Listed entries =>
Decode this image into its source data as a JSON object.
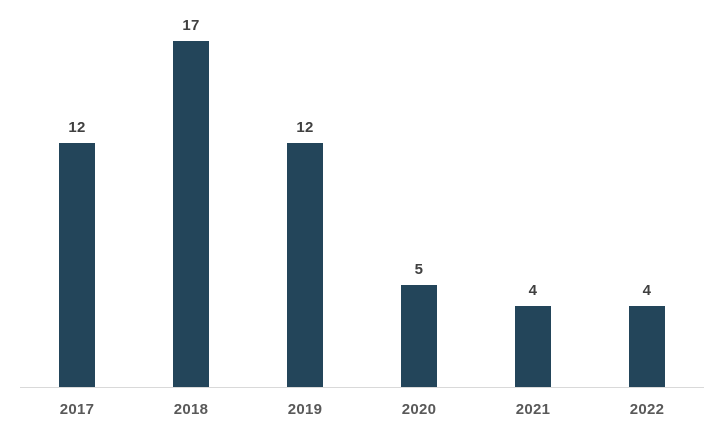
{
  "chart_data": {
    "type": "bar",
    "categories": [
      "2017",
      "2018",
      "2019",
      "2020",
      "2021",
      "2022"
    ],
    "values": [
      12,
      17,
      12,
      5,
      4,
      4
    ],
    "title": "",
    "xlabel": "",
    "ylabel": "",
    "ylim": [
      0,
      17
    ],
    "grid": false,
    "legend": false,
    "data_labels": true,
    "colors": {
      "bar": "#23455a",
      "data_label": "#404040",
      "axis_label": "#595959",
      "axis_line": "#d9d9d9",
      "background": "#ffffff"
    }
  }
}
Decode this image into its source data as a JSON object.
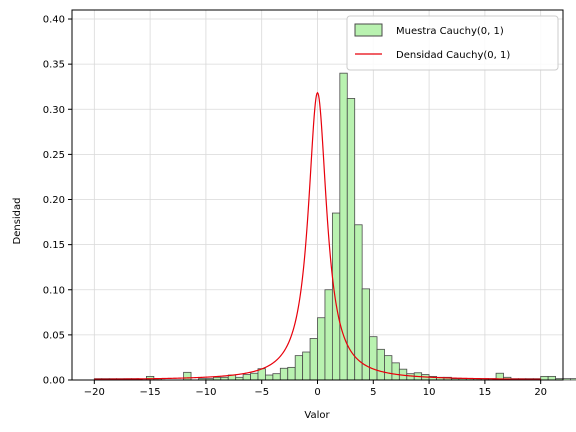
{
  "chart_data": {
    "type": "bar",
    "title": "",
    "xlabel": "Valor",
    "ylabel": "Densidad",
    "xlim": [
      -22,
      22
    ],
    "ylim": [
      0,
      0.41
    ],
    "xticks": [
      -20,
      -15,
      -10,
      -5,
      0,
      5,
      10,
      15,
      20
    ],
    "yticks": [
      0.0,
      0.05,
      0.1,
      0.15,
      0.2,
      0.25,
      0.3,
      0.35,
      0.4
    ],
    "xtick_labels": [
      "−20",
      "−15",
      "−10",
      "−5",
      "0",
      "5",
      "10",
      "15",
      "20"
    ],
    "ytick_labels": [
      "0.00",
      "0.05",
      "0.10",
      "0.15",
      "0.20",
      "0.25",
      "0.30",
      "0.35",
      "0.40"
    ],
    "grid": true,
    "legend_position": "top-right",
    "colors": {
      "hist_fill": "#b9f2b0",
      "hist_edge": "#4a4a4a",
      "line": "#e8000b",
      "grid": "#d9d9d9"
    },
    "series": [
      {
        "name": "Muestra Cauchy(0, 1)",
        "kind": "histogram",
        "bin_start": -20,
        "bin_width": 0.6667,
        "values": [
          0.0015,
          0.0015,
          0.0015,
          0.0015,
          0.0015,
          0.0015,
          0.0,
          0.004,
          0.0015,
          0.0,
          0.0,
          0.0,
          0.0085,
          0.0,
          0.0015,
          0.0015,
          0.003,
          0.003,
          0.0055,
          0.003,
          0.006,
          0.0075,
          0.0125,
          0.0055,
          0.007,
          0.013,
          0.014,
          0.027,
          0.031,
          0.046,
          0.069,
          0.1,
          0.185,
          0.34,
          0.312,
          0.172,
          0.101,
          0.048,
          0.034,
          0.027,
          0.019,
          0.012,
          0.007,
          0.008,
          0.006,
          0.004,
          0.003,
          0.003,
          0.0015,
          0.0015,
          0.0015,
          0.0015,
          0.0015,
          0.0015,
          0.0075,
          0.003,
          0.0015,
          0.0015,
          0.0015,
          0.0015,
          0.004,
          0.004,
          0.0015,
          0.0015,
          0.0015,
          0.0015,
          0.0015,
          0.0015,
          0.0015,
          0.0015
        ]
      },
      {
        "name": "Densidad Cauchy(0, 1)",
        "kind": "line",
        "function": "cauchy_pdf",
        "x0": 0,
        "gamma": 1,
        "x_range": [
          -20,
          20
        ]
      }
    ]
  }
}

Directive => What you return should match the records above word for word, minus the pictures.

Expected answer =>
Decode this image into its source data as a JSON object.
{
  "chart_data": {
    "type": "bar",
    "categories": [
      "2017",
      "2018",
      "2019",
      "2020",
      "2021",
      "2022"
    ],
    "values": [
      12,
      17,
      12,
      5,
      4,
      4
    ],
    "title": "",
    "xlabel": "",
    "ylabel": "",
    "ylim": [
      0,
      17
    ],
    "grid": false,
    "legend": false,
    "data_labels": true,
    "colors": {
      "bar": "#23455a",
      "data_label": "#404040",
      "axis_label": "#595959",
      "axis_line": "#d9d9d9",
      "background": "#ffffff"
    }
  }
}
Decode this image into its source data as a JSON object.
{
  "chart_data": {
    "type": "bar",
    "title": "",
    "xlabel": "Valor",
    "ylabel": "Densidad",
    "xlim": [
      -22,
      22
    ],
    "ylim": [
      0,
      0.41
    ],
    "xticks": [
      -20,
      -15,
      -10,
      -5,
      0,
      5,
      10,
      15,
      20
    ],
    "yticks": [
      0.0,
      0.05,
      0.1,
      0.15,
      0.2,
      0.25,
      0.3,
      0.35,
      0.4
    ],
    "xtick_labels": [
      "−20",
      "−15",
      "−10",
      "−5",
      "0",
      "5",
      "10",
      "15",
      "20"
    ],
    "ytick_labels": [
      "0.00",
      "0.05",
      "0.10",
      "0.15",
      "0.20",
      "0.25",
      "0.30",
      "0.35",
      "0.40"
    ],
    "grid": true,
    "legend_position": "top-right",
    "colors": {
      "hist_fill": "#b9f2b0",
      "hist_edge": "#4a4a4a",
      "line": "#e8000b",
      "grid": "#d9d9d9"
    },
    "series": [
      {
        "name": "Muestra Cauchy(0, 1)",
        "kind": "histogram",
        "bin_start": -20,
        "bin_width": 0.6667,
        "values": [
          0.0015,
          0.0015,
          0.0015,
          0.0015,
          0.0015,
          0.0015,
          0.0,
          0.004,
          0.0015,
          0.0,
          0.0,
          0.0,
          0.0085,
          0.0,
          0.0015,
          0.0015,
          0.003,
          0.003,
          0.0055,
          0.003,
          0.006,
          0.0075,
          0.0125,
          0.0055,
          0.007,
          0.013,
          0.014,
          0.027,
          0.031,
          0.046,
          0.069,
          0.1,
          0.185,
          0.34,
          0.312,
          0.172,
          0.101,
          0.048,
          0.034,
          0.027,
          0.019,
          0.012,
          0.007,
          0.008,
          0.006,
          0.004,
          0.003,
          0.003,
          0.0015,
          0.0015,
          0.0015,
          0.0015,
          0.0015,
          0.0015,
          0.0075,
          0.003,
          0.0015,
          0.0015,
          0.0015,
          0.0015,
          0.004,
          0.004,
          0.0015,
          0.0015,
          0.0015,
          0.0015,
          0.0015,
          0.0015,
          0.0015,
          0.0015
        ]
      },
      {
        "name": "Densidad Cauchy(0, 1)",
        "kind": "line",
        "function": "cauchy_pdf",
        "x0": 0,
        "gamma": 1,
        "x_range": [
          -20,
          20
        ]
      }
    ]
  }
}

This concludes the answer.